| Document extract |
>>
In a sense, that could be all you need to know about Blizzard and its industry leading Cinematics team. Jeff Chamberlain, Cinematic Project Lead (who names his work as Director of the luscious video you've seen around Wrath of the Lich King as his favourite), cuts to the chase quite well in his description of what Blizzard aims to achieve with the video sequences we'll usually watch a few hundred times with our jaws on our laps.

"The aim for the department is to tell the story further for the game. At Blizzard we think that story is pretty important for the game to be fun. Our job is to take portions of the game that are more important, or very punctual in the story, and develop them further in a more theatrical style rather than in the gameplay."

Being their own client, Chamberlain finds the team is able to work in a much more flexible and organic way than an outsourced team could deliver, running with their passion for the story instead of a client's briefing document. So they really do get to 'make what they think is cool' with changes following the needs of the story.

"If it ends up not being cool then we'll make it better," says Chamberlain.
<<
| To do |
**1.** Please set down the passage of the Blizzard cinematics excerpt from "In a sense, that" up to and including "on our laps.".
**2.** Answer these questions from the Blizzard cinematics excerpt:
(a) What is Jeff Chamberlain's job title?
(b) According to Chamberlain, what lets the team work in a more flexible and organic way than an outsourced team?
(c) What does Chamberlain say the team will do if something ends up not being cool?
The data that follows was taken from a separate source.

[Region and label data]
>>
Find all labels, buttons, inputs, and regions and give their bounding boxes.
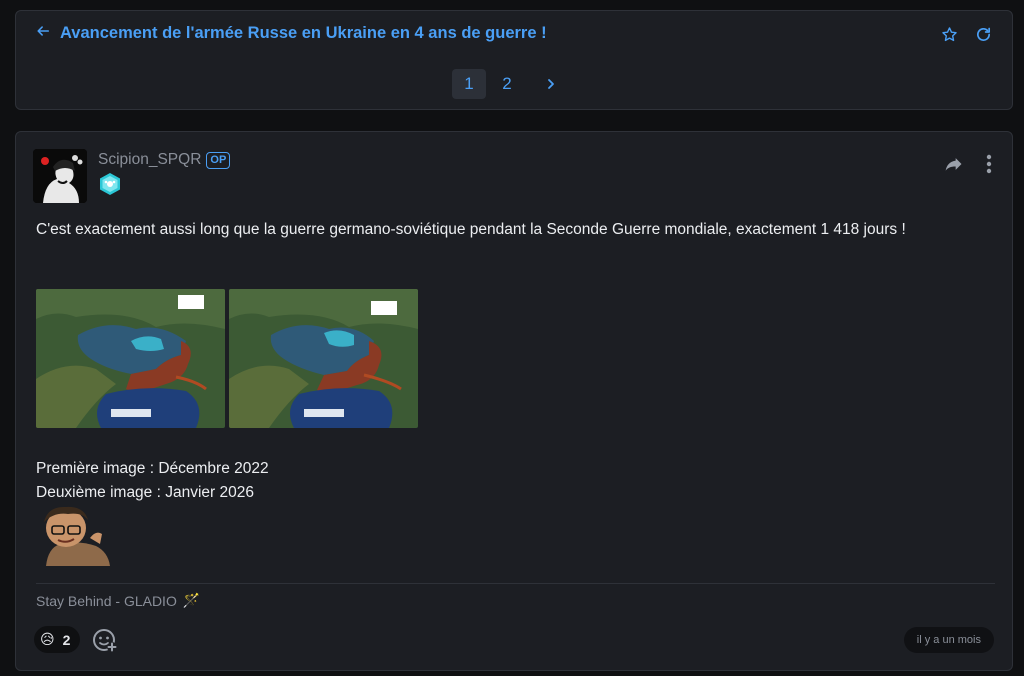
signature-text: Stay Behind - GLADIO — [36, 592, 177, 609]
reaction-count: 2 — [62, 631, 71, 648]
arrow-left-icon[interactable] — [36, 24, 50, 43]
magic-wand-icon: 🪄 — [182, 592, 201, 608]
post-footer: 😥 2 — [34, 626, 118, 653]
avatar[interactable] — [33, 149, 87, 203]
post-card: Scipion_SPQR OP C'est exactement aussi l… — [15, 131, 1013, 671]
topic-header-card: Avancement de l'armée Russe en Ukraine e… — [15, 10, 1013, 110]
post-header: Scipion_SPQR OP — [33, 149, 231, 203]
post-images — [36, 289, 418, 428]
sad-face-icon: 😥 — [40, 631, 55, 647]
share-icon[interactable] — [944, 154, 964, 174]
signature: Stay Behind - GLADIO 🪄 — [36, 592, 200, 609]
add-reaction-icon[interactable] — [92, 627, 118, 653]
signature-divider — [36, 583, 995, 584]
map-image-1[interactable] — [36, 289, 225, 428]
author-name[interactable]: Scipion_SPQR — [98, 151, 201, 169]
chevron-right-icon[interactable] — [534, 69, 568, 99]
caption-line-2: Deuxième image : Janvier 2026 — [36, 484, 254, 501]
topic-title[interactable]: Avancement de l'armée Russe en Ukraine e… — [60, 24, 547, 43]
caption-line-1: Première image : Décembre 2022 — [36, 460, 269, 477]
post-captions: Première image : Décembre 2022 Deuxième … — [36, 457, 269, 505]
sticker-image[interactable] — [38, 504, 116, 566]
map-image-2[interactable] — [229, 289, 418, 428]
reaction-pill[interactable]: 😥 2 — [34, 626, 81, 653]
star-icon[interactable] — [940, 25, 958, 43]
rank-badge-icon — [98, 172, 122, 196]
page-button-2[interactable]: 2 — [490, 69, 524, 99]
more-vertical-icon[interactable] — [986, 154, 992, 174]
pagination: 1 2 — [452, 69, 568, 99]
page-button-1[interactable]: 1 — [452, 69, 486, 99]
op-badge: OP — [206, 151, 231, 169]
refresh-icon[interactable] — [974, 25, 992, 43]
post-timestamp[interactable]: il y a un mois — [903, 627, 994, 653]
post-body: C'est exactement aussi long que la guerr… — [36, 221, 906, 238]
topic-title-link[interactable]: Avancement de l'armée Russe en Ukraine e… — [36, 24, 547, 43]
<<
| Set of answers |
**1.**
In a sense, that could be all you need to know about Blizzard and its industry leading Cinematics team. Jeff Chamberlain, Cinematic Project Lead (who names his work as Director of the luscious video you've seen around Wrath of the Lich King as his favourite), cuts to the chase quite well in his description of what Blizzard aims to achieve with the video sequences we'll usually watch a few hundred times with our jaws on our laps.

**2.**
(a) Cinematic Project Lead.
(b) Being their own client.
(c) Make it better.